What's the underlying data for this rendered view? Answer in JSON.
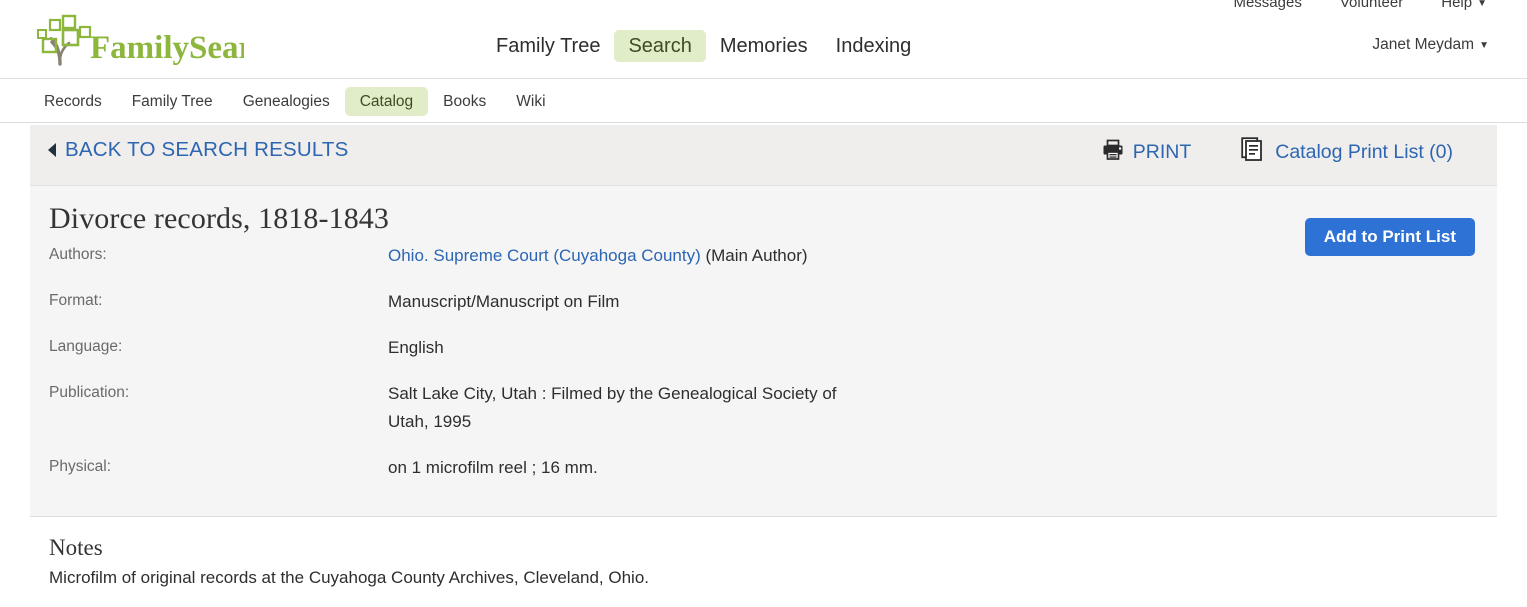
{
  "utility_bar": {
    "items": [
      {
        "label": "Messages",
        "caret": false
      },
      {
        "label": "Volunteer",
        "caret": false
      },
      {
        "label": "Help",
        "caret": true
      }
    ],
    "caret_glyph": "▼"
  },
  "brand": {
    "name": "FamilySearch",
    "word_family": "Family",
    "word_search": "Search",
    "green": "#8cb63c",
    "trunk_gray": "#8a8175"
  },
  "main_nav": {
    "items": [
      {
        "label": "Family Tree",
        "active": false
      },
      {
        "label": "Search",
        "active": true
      },
      {
        "label": "Memories",
        "active": false
      },
      {
        "label": "Indexing",
        "active": false
      }
    ],
    "active_bg": "#e1ecc8"
  },
  "account": {
    "name": "Janet Meydam",
    "caret_glyph": "▼"
  },
  "sub_nav": {
    "items": [
      {
        "label": "Records",
        "active": false
      },
      {
        "label": "Family Tree",
        "active": false
      },
      {
        "label": "Genealogies",
        "active": false
      },
      {
        "label": "Catalog",
        "active": true
      },
      {
        "label": "Books",
        "active": false
      },
      {
        "label": "Wiki",
        "active": false
      }
    ]
  },
  "action_bar": {
    "back_label": "BACK TO SEARCH RESULTS",
    "print_label": "PRINT",
    "print_list_label": "Catalog Print List (0)",
    "link_color": "#2c65b1",
    "bar_bg": "#efeeec"
  },
  "record": {
    "title": "Divorce records, 1818-1843",
    "add_button_label": "Add to Print List",
    "add_button_color": "#2f72d6",
    "fields": [
      {
        "label": "Authors:",
        "link_text": "Ohio. Supreme Court (Cuyahoga County)",
        "suffix": " (Main Author)"
      },
      {
        "label": "Format:",
        "value": "Manuscript/Manuscript on Film"
      },
      {
        "label": "Language:",
        "value": "English"
      },
      {
        "label": "Publication:",
        "value": "Salt Lake City, Utah : Filmed by the Genealogical Society of Utah, 1995"
      },
      {
        "label": "Physical:",
        "value": "on 1 microfilm reel ; 16 mm."
      }
    ]
  },
  "notes": {
    "heading": "Notes",
    "text": "Microfilm of original records at the Cuyahoga County Archives, Cleveland, Ohio."
  }
}
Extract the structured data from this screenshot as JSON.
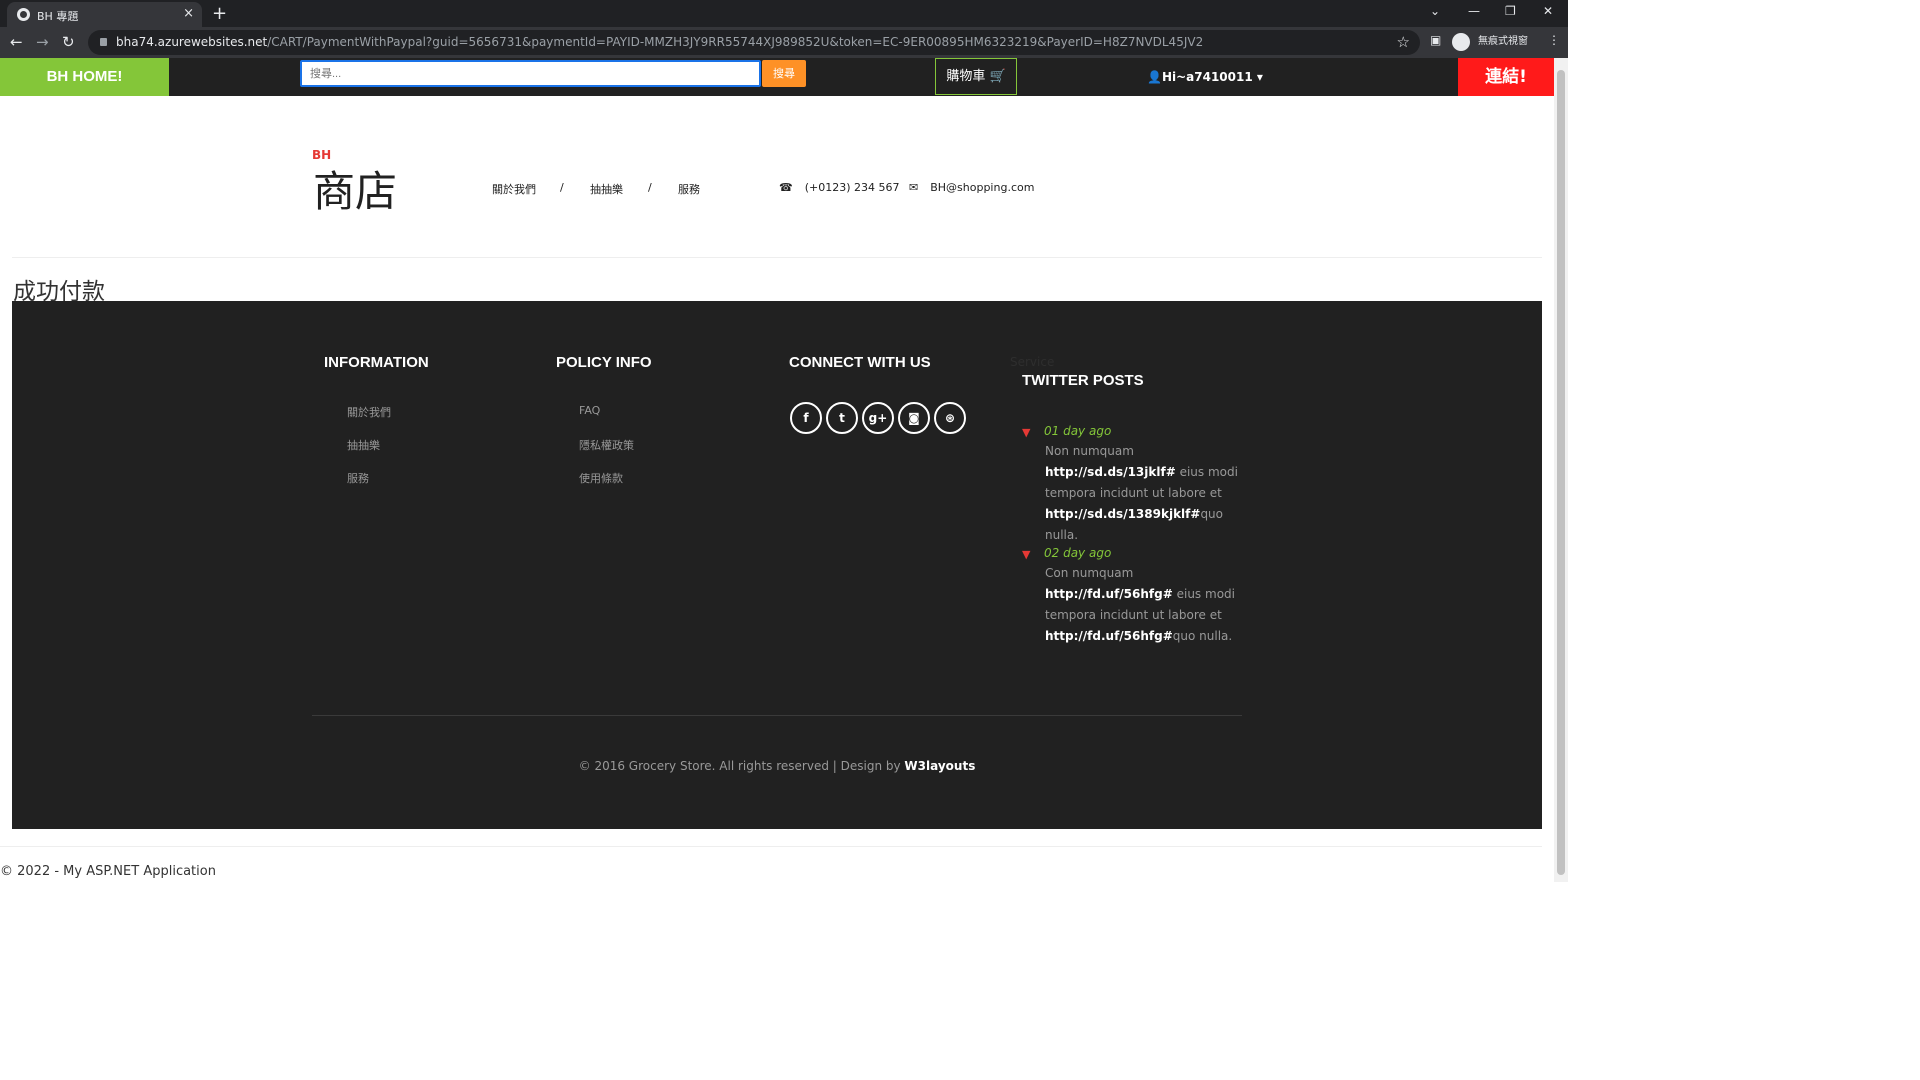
{
  "browser": {
    "tab_title": "BH 專題",
    "tab_close": "×",
    "new_tab": "+",
    "url_host": "bha74.azurewebsites.net",
    "url_path": "/CART/PaymentWithPaypal?guid=5656731&paymentId=PAYID-MMZH3JY9RR55744XJ989852U&token=EC-9ER00895HM6323219&PayerID=H8Z7NVDL45JV2",
    "profile_label": "無痕式視窗",
    "back": "←",
    "forward": "→",
    "reload": "↻",
    "bookmark_star": "☆",
    "minimize": "—",
    "restore": "❐",
    "close_window": "✕",
    "tab_search": "⌄",
    "side_panel": "▣",
    "menu": "⋮"
  },
  "topnav": {
    "home_label": "BH HOME!",
    "search_placeholder": "搜尋...",
    "search_button": "搜尋",
    "cart_label": "購物車 🛒",
    "user_label": "Hi~a7410011 ▾",
    "connect_label": "連結!"
  },
  "header": {
    "logo_small": "BH",
    "logo_main": "商店",
    "menu": [
      "關於我們",
      "抽抽樂",
      "服務"
    ],
    "separator": "/",
    "phone": "(+0123) 234 567",
    "email": "BH@shopping.com"
  },
  "main": {
    "title": "成功付款"
  },
  "footer": {
    "information": {
      "title": "INFORMATION",
      "links": [
        "關於我們",
        "抽抽樂",
        "服務"
      ]
    },
    "policy": {
      "title": "POLICY INFO",
      "links": [
        "FAQ",
        "隱私權政策",
        "使用條款"
      ]
    },
    "connect": {
      "title": "CONNECT WITH US",
      "icons": [
        "f",
        "t",
        "g+",
        "◙",
        "⊛"
      ]
    },
    "service_ghost": "Service",
    "twitter": {
      "title": "TWITTER POSTS",
      "posts": [
        {
          "date": "01 day ago",
          "text_html_parts": [
            "Non numquam ",
            "http://sd.ds/13jklf#",
            " eius modi tempora incidunt ut labore et ",
            "http://sd.ds/1389kjklf#",
            "quo nulla."
          ]
        },
        {
          "date": "02 day ago",
          "text_html_parts": [
            "Con numquam ",
            "http://fd.uf/56hfg#",
            " eius modi tempora incidunt ut labore et ",
            "http://fd.uf/56hfg#",
            "quo nulla."
          ]
        }
      ]
    },
    "copyright_prefix": "© 2016 Grocery Store. All rights reserved | Design by ",
    "copyright_link": "W3layouts"
  },
  "page_footer": "© 2022 - My ASP.NET Application",
  "colors": {
    "green": "#84c639",
    "orange": "#fe9126",
    "red": "#ff1a1a",
    "dark": "#212121"
  }
}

[Task directions]
Each entry shown above must be quoted exactly, with its pictures left out.

[Problem solution]
What's the underlying data for this rendered view? Answer in JSON.
{
  "utility_bar": {
    "items": [
      {
        "label": "Messages",
        "caret": false
      },
      {
        "label": "Volunteer",
        "caret": false
      },
      {
        "label": "Help",
        "caret": true
      }
    ],
    "caret_glyph": "▼"
  },
  "brand": {
    "name": "FamilySearch",
    "word_family": "Family",
    "word_search": "Search",
    "green": "#8cb63c",
    "trunk_gray": "#8a8175"
  },
  "main_nav": {
    "items": [
      {
        "label": "Family Tree",
        "active": false
      },
      {
        "label": "Search",
        "active": true
      },
      {
        "label": "Memories",
        "active": false
      },
      {
        "label": "Indexing",
        "active": false
      }
    ],
    "active_bg": "#e1ecc8"
  },
  "account": {
    "name": "Janet Meydam",
    "caret_glyph": "▼"
  },
  "sub_nav": {
    "items": [
      {
        "label": "Records",
        "active": false
      },
      {
        "label": "Family Tree",
        "active": false
      },
      {
        "label": "Genealogies",
        "active": false
      },
      {
        "label": "Catalog",
        "active": true
      },
      {
        "label": "Books",
        "active": false
      },
      {
        "label": "Wiki",
        "active": false
      }
    ]
  },
  "action_bar": {
    "back_label": "BACK TO SEARCH RESULTS",
    "print_label": "PRINT",
    "print_list_label": "Catalog Print List (0)",
    "link_color": "#2c65b1",
    "bar_bg": "#efeeec"
  },
  "record": {
    "title": "Divorce records, 1818-1843",
    "add_button_label": "Add to Print List",
    "add_button_color": "#2f72d6",
    "fields": [
      {
        "label": "Authors:",
        "link_text": "Ohio. Supreme Court (Cuyahoga County)",
        "suffix": " (Main Author)"
      },
      {
        "label": "Format:",
        "value": "Manuscript/Manuscript on Film"
      },
      {
        "label": "Language:",
        "value": "English"
      },
      {
        "label": "Publication:",
        "value": "Salt Lake City, Utah : Filmed by the Genealogical Society of Utah, 1995"
      },
      {
        "label": "Physical:",
        "value": "on 1 microfilm reel ; 16 mm."
      }
    ]
  },
  "notes": {
    "heading": "Notes",
    "text": "Microfilm of original records at the Cuyahoga County Archives, Cleveland, Ohio."
  }
}
Extract the structured data from this screenshot as JSON.
{
  "browser": {
    "tab_title": "BH 專題",
    "tab_close": "×",
    "new_tab": "+",
    "url_host": "bha74.azurewebsites.net",
    "url_path": "/CART/PaymentWithPaypal?guid=5656731&paymentId=PAYID-MMZH3JY9RR55744XJ989852U&token=EC-9ER00895HM6323219&PayerID=H8Z7NVDL45JV2",
    "profile_label": "無痕式視窗",
    "back": "←",
    "forward": "→",
    "reload": "↻",
    "bookmark_star": "☆",
    "minimize": "—",
    "restore": "❐",
    "close_window": "✕",
    "tab_search": "⌄",
    "side_panel": "▣",
    "menu": "⋮"
  },
  "topnav": {
    "home_label": "BH HOME!",
    "search_placeholder": "搜尋...",
    "search_button": "搜尋",
    "cart_label": "購物車 🛒",
    "user_label": "Hi~a7410011 ▾",
    "connect_label": "連結!"
  },
  "header": {
    "logo_small": "BH",
    "logo_main": "商店",
    "menu": [
      "關於我們",
      "抽抽樂",
      "服務"
    ],
    "separator": "/",
    "phone": "(+0123) 234 567",
    "email": "BH@shopping.com"
  },
  "main": {
    "title": "成功付款"
  },
  "footer": {
    "information": {
      "title": "INFORMATION",
      "links": [
        "關於我們",
        "抽抽樂",
        "服務"
      ]
    },
    "policy": {
      "title": "POLICY INFO",
      "links": [
        "FAQ",
        "隱私權政策",
        "使用條款"
      ]
    },
    "connect": {
      "title": "CONNECT WITH US",
      "icons": [
        "f",
        "t",
        "g+",
        "◙",
        "⊛"
      ]
    },
    "service_ghost": "Service",
    "twitter": {
      "title": "TWITTER POSTS",
      "posts": [
        {
          "date": "01 day ago",
          "text_html_parts": [
            "Non numquam ",
            "http://sd.ds/13jklf#",
            " eius modi tempora incidunt ut labore et ",
            "http://sd.ds/1389kjklf#",
            "quo nulla."
          ]
        },
        {
          "date": "02 day ago",
          "text_html_parts": [
            "Con numquam ",
            "http://fd.uf/56hfg#",
            " eius modi tempora incidunt ut labore et ",
            "http://fd.uf/56hfg#",
            "quo nulla."
          ]
        }
      ]
    },
    "copyright_prefix": "© 2016 Grocery Store. All rights reserved | Design by ",
    "copyright_link": "W3layouts"
  },
  "page_footer": "© 2022 - My ASP.NET Application",
  "colors": {
    "green": "#84c639",
    "orange": "#fe9126",
    "red": "#ff1a1a",
    "dark": "#212121"
  }
}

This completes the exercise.